**WRITTEN INSTRUCTION**
Below are some entries. Copy each line that holds the string "chez".

[Dataset items]
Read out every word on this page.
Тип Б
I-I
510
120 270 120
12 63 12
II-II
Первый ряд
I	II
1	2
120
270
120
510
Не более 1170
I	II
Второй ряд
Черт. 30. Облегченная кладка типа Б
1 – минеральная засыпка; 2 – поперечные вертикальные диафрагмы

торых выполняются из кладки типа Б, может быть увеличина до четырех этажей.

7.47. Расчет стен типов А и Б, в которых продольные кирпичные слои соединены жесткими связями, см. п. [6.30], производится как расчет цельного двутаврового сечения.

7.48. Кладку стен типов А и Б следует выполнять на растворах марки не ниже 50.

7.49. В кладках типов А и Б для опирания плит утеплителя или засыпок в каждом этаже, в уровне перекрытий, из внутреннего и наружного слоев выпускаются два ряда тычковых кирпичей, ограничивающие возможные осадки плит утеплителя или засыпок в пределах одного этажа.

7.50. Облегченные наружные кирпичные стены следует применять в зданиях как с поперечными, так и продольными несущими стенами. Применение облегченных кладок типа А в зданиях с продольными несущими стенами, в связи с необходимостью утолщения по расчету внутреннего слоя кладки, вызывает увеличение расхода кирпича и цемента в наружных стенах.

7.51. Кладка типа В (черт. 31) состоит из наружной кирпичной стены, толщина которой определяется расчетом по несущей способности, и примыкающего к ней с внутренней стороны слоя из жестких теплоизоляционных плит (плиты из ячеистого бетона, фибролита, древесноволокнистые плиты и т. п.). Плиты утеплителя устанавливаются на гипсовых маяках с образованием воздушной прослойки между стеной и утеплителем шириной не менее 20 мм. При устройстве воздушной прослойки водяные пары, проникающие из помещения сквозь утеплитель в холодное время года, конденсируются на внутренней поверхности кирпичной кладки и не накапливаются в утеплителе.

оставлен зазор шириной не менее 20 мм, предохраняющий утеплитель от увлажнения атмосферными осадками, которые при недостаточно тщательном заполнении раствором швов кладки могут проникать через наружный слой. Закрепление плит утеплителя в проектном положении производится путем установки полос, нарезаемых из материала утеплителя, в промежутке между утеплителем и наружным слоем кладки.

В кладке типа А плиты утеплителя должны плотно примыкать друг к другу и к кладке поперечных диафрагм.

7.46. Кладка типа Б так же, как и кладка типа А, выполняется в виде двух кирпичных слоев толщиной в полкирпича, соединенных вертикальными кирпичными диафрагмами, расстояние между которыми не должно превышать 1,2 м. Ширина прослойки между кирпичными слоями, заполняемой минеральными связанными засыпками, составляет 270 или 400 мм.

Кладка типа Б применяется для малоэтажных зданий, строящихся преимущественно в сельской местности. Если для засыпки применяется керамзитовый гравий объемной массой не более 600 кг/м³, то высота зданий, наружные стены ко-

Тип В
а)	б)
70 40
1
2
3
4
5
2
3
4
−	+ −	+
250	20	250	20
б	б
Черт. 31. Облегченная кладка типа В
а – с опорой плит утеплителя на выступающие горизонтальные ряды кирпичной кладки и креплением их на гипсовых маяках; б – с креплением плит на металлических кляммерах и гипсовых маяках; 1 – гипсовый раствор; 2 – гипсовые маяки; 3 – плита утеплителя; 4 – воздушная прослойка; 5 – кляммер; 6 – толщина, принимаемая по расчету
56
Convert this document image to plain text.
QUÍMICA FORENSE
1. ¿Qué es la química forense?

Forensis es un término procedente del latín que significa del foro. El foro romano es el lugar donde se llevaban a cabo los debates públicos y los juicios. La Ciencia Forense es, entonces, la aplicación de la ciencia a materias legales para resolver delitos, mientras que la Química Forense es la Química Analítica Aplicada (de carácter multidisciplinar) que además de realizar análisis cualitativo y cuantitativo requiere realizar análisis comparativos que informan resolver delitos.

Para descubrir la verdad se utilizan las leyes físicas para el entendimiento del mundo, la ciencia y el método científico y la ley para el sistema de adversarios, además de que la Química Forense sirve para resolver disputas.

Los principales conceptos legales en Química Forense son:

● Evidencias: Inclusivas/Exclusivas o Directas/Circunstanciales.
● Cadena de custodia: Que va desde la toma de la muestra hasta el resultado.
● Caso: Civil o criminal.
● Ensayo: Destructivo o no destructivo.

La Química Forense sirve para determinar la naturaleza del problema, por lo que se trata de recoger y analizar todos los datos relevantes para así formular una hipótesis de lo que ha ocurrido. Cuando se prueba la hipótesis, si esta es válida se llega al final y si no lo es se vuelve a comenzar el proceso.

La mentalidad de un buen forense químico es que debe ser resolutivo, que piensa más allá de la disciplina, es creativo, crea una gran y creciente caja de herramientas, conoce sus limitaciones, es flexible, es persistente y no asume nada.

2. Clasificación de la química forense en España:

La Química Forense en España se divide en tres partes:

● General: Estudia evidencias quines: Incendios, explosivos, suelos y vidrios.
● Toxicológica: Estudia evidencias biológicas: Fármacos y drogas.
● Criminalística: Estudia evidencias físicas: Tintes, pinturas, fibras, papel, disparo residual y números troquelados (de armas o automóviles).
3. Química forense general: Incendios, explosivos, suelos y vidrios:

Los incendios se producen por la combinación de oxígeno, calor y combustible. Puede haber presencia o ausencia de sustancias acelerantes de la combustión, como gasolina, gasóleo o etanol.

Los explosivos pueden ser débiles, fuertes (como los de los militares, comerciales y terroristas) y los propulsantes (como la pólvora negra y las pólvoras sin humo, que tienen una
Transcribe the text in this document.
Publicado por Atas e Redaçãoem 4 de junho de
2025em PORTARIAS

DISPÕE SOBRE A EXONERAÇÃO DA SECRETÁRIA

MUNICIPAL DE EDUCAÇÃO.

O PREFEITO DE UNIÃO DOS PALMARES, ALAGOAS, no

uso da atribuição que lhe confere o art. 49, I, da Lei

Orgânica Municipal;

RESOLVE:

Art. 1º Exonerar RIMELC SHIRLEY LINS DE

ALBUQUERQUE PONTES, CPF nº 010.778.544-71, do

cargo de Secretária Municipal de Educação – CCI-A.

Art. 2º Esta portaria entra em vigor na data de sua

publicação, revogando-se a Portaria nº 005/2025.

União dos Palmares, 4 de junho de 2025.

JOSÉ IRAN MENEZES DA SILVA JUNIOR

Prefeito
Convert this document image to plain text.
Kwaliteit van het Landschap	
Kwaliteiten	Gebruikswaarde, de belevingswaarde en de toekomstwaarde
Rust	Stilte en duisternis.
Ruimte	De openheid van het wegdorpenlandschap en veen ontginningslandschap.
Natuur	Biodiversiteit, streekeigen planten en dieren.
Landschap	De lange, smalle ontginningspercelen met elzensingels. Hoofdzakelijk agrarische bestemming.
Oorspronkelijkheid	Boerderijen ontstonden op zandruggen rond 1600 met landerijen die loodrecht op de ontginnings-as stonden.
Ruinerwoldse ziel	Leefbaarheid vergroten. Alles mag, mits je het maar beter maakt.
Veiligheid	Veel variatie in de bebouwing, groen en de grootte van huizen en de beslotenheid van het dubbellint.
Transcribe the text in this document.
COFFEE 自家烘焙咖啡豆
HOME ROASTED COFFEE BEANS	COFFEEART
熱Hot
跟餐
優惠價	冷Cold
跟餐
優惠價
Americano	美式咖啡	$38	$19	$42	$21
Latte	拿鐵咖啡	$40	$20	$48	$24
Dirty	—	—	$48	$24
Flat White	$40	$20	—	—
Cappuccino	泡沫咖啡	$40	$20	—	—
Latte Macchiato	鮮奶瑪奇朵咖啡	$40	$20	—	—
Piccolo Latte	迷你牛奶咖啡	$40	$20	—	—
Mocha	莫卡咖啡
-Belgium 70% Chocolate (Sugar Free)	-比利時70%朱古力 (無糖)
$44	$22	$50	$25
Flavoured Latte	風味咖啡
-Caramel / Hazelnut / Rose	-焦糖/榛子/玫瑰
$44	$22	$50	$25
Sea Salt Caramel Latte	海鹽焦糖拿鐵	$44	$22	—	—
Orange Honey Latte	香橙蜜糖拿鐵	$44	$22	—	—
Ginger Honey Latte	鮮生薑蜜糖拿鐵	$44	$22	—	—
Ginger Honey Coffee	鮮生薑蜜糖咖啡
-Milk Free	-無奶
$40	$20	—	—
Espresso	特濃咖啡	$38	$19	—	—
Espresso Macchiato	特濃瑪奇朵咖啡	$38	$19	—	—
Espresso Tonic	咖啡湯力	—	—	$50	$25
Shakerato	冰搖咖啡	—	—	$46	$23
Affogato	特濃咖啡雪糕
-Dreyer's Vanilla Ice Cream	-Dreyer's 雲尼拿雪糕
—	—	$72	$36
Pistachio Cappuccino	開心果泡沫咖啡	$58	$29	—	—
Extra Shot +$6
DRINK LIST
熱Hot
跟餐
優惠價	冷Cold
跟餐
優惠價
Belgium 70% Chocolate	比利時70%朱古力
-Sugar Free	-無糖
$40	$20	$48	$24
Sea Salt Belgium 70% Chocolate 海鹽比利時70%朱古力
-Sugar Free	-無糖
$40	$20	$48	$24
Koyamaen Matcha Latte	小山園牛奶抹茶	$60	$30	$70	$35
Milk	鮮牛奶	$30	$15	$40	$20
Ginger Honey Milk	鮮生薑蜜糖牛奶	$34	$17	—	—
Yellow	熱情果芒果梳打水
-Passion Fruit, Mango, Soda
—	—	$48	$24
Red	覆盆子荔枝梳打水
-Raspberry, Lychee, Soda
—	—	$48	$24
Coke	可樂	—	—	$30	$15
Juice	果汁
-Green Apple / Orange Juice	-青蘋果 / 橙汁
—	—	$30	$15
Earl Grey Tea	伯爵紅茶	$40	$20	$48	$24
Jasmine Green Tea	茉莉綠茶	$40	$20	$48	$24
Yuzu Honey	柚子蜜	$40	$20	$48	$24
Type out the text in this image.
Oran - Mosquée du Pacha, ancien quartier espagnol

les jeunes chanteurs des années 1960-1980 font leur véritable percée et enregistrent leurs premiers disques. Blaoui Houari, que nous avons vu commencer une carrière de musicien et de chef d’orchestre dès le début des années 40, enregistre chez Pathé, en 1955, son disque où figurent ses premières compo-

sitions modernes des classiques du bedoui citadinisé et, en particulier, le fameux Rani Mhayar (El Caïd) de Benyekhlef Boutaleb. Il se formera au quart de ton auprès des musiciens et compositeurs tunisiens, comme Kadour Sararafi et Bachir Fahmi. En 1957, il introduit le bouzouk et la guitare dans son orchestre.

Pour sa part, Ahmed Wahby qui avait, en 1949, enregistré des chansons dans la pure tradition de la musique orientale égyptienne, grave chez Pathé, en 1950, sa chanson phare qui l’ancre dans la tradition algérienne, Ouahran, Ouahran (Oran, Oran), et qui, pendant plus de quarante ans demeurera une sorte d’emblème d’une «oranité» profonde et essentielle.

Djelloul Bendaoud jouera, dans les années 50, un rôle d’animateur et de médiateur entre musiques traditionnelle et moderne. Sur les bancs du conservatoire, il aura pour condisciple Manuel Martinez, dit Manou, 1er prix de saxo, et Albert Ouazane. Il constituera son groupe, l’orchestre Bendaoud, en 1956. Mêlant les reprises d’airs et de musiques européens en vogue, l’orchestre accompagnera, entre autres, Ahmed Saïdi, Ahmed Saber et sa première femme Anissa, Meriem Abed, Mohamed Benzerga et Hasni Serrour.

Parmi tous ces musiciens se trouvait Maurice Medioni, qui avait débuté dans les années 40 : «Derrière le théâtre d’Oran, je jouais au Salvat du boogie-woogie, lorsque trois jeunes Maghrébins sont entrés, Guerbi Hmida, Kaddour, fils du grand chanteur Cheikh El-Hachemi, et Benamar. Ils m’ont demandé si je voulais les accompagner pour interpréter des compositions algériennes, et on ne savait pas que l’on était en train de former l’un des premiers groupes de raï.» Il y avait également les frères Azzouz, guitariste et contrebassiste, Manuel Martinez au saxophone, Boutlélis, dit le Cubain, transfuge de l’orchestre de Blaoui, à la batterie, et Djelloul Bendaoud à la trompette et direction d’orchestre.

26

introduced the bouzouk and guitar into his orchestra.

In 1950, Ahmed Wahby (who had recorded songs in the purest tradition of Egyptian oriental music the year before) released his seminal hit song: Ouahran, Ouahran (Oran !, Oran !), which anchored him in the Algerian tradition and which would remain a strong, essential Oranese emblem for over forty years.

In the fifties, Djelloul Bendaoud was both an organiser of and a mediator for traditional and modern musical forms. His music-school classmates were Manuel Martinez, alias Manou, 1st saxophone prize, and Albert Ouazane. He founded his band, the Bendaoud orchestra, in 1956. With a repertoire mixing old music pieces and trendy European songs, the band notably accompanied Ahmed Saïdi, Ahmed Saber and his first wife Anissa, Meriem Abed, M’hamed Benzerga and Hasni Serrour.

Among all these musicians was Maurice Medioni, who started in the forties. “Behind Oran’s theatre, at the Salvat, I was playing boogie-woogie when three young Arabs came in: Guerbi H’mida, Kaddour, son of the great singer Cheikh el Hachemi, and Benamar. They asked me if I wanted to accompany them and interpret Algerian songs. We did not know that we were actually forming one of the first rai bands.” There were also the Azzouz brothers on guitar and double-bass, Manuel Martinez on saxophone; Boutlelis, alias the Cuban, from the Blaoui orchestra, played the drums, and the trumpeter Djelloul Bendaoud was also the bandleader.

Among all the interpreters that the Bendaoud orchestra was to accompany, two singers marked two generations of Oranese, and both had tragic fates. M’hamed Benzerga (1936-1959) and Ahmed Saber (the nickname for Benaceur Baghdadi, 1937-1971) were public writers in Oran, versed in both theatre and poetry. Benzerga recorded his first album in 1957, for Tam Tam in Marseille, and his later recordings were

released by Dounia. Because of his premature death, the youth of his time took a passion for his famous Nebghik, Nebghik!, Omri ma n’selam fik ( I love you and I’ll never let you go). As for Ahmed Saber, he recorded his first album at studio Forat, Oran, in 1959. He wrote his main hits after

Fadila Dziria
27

**OUTPUT OF THE EXERCISE**
les jeunes chanteurs des années 1960-1980 font leur véritable percée et enregistrent leurs premiers disques. Blaoui Houari, que nous avons vu commencer une carrière de musicien et de chef d’orchestre dès le début des années 40, enregistre chez Pathé, en 1955, son disque où figurent ses premières compo-
Pour sa part, Ahmed Wahby qui avait, en 1949, enregistré des chansons dans la pure tradition de la musique orientale égyptienne, grave chez Pathé, en 1950, sa chanson phare qui l’ancre dans la tradition algérienne, Ouahran, Ouahran (Oran, Oran), et qui, pendant plus de quarante ans demeurera une sorte d’emblème d’une «oranité» profonde et essentielle.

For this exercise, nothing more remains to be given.